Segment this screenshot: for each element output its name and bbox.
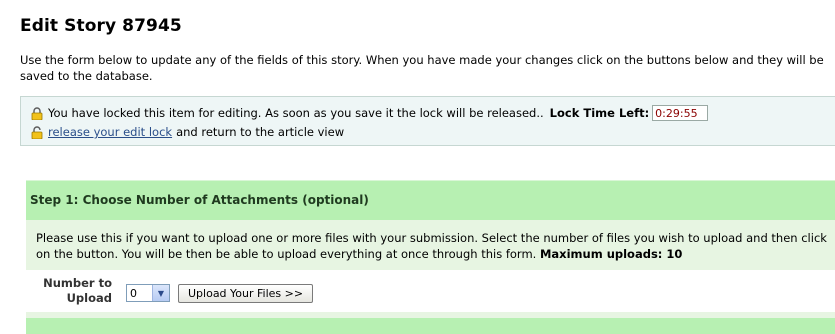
step1-header: Step 1: Choose Number of Attachments (op… xyxy=(26,180,835,221)
unlock-icon xyxy=(31,125,43,139)
lock-time-left-label: Lock Time Left: xyxy=(549,106,650,120)
release-lock-suffix: and return to the article view xyxy=(176,125,345,139)
upload-count-row: Number to Upload 0 ▼ Upload Your Files >… xyxy=(26,270,835,312)
page-title: Edit Story 87945 xyxy=(20,16,182,36)
release-lock-row: release your edit lock and return to the… xyxy=(31,124,344,140)
lock-time-left-field[interactable] xyxy=(652,105,709,121)
upload-count-select[interactable]: 0 ▼ xyxy=(126,284,170,302)
max-uploads-note: Maximum uploads: 10 xyxy=(539,247,683,261)
step1-description: Please use this if you want to upload on… xyxy=(36,230,835,262)
number-to-upload-label: Number to Upload xyxy=(36,276,112,306)
step1-title: Step 1: Choose Number of Attachments (op… xyxy=(30,193,369,207)
step1-body: Please use this if you want to upload on… xyxy=(26,220,835,318)
number-to-upload-label-line2: Upload xyxy=(66,291,112,305)
lock-status-row: You have locked this item for editing. A… xyxy=(31,104,709,122)
release-edit-lock-link[interactable]: release your edit lock xyxy=(48,124,172,140)
step2-header-partial xyxy=(26,318,835,334)
chevron-down-icon[interactable]: ▼ xyxy=(152,285,169,301)
lock-notice-box: You have locked this item for editing. A… xyxy=(20,96,835,146)
upload-count-value: 0 xyxy=(130,286,137,300)
upload-files-button[interactable]: Upload Your Files >> xyxy=(178,284,314,303)
number-to-upload-label-line1: Number to xyxy=(43,276,112,290)
intro-text: Use the form below to update any of the … xyxy=(20,53,824,83)
step1-description-text: Please use this if you want to upload on… xyxy=(36,231,827,261)
lock-icon xyxy=(31,106,43,120)
lock-message: You have locked this item for editing. A… xyxy=(48,106,544,120)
───
> [Task statement] Copy all of the lines above word for word, leaving out the picture.

> [Finished answer]
Segment this screenshot: for each element output its name and bbox.
step1-header: Step 1: Choose Number of Attachments (op… xyxy=(26,180,835,221)
unlock-icon xyxy=(31,125,43,139)
lock-time-left-label: Lock Time Left: xyxy=(549,106,650,120)
release-lock-suffix: and return to the article view xyxy=(176,125,345,139)
upload-count-row: Number to Upload 0 ▼ Upload Your Files >… xyxy=(26,270,835,312)
page-title: Edit Story 87945 xyxy=(20,16,182,36)
release-lock-row: release your edit lock and return to the… xyxy=(31,124,344,140)
lock-time-left-field[interactable] xyxy=(652,105,709,121)
upload-count-select[interactable]: 0 ▼ xyxy=(126,284,170,302)
max-uploads-note: Maximum uploads: 10 xyxy=(539,247,683,261)
step1-description: Please use this if you want to upload on… xyxy=(36,230,835,262)
number-to-upload-label: Number to Upload xyxy=(36,276,112,306)
step1-title: Step 1: Choose Number of Attachments (op… xyxy=(30,193,369,207)
step1-body: Please use this if you want to upload on… xyxy=(26,220,835,318)
number-to-upload-label-line2: Upload xyxy=(66,291,112,305)
lock-status-row: You have locked this item for editing. A… xyxy=(31,104,709,122)
release-edit-lock-link[interactable]: release your edit lock xyxy=(48,124,172,140)
step2-header-partial xyxy=(26,318,835,334)
chevron-down-icon[interactable]: ▼ xyxy=(152,285,169,301)
lock-notice-box: You have locked this item for editing. A… xyxy=(20,96,835,146)
upload-count-value: 0 xyxy=(130,286,137,300)
upload-files-button[interactable]: Upload Your Files >> xyxy=(178,284,314,303)
number-to-upload-label-line1: Number to xyxy=(43,276,112,290)
intro-text: Use the form below to update any of the … xyxy=(20,53,824,83)
step1-description-text: Please use this if you want to upload on… xyxy=(36,231,827,261)
lock-icon xyxy=(31,106,43,120)
lock-message: You have locked this item for editing. A… xyxy=(48,106,544,120)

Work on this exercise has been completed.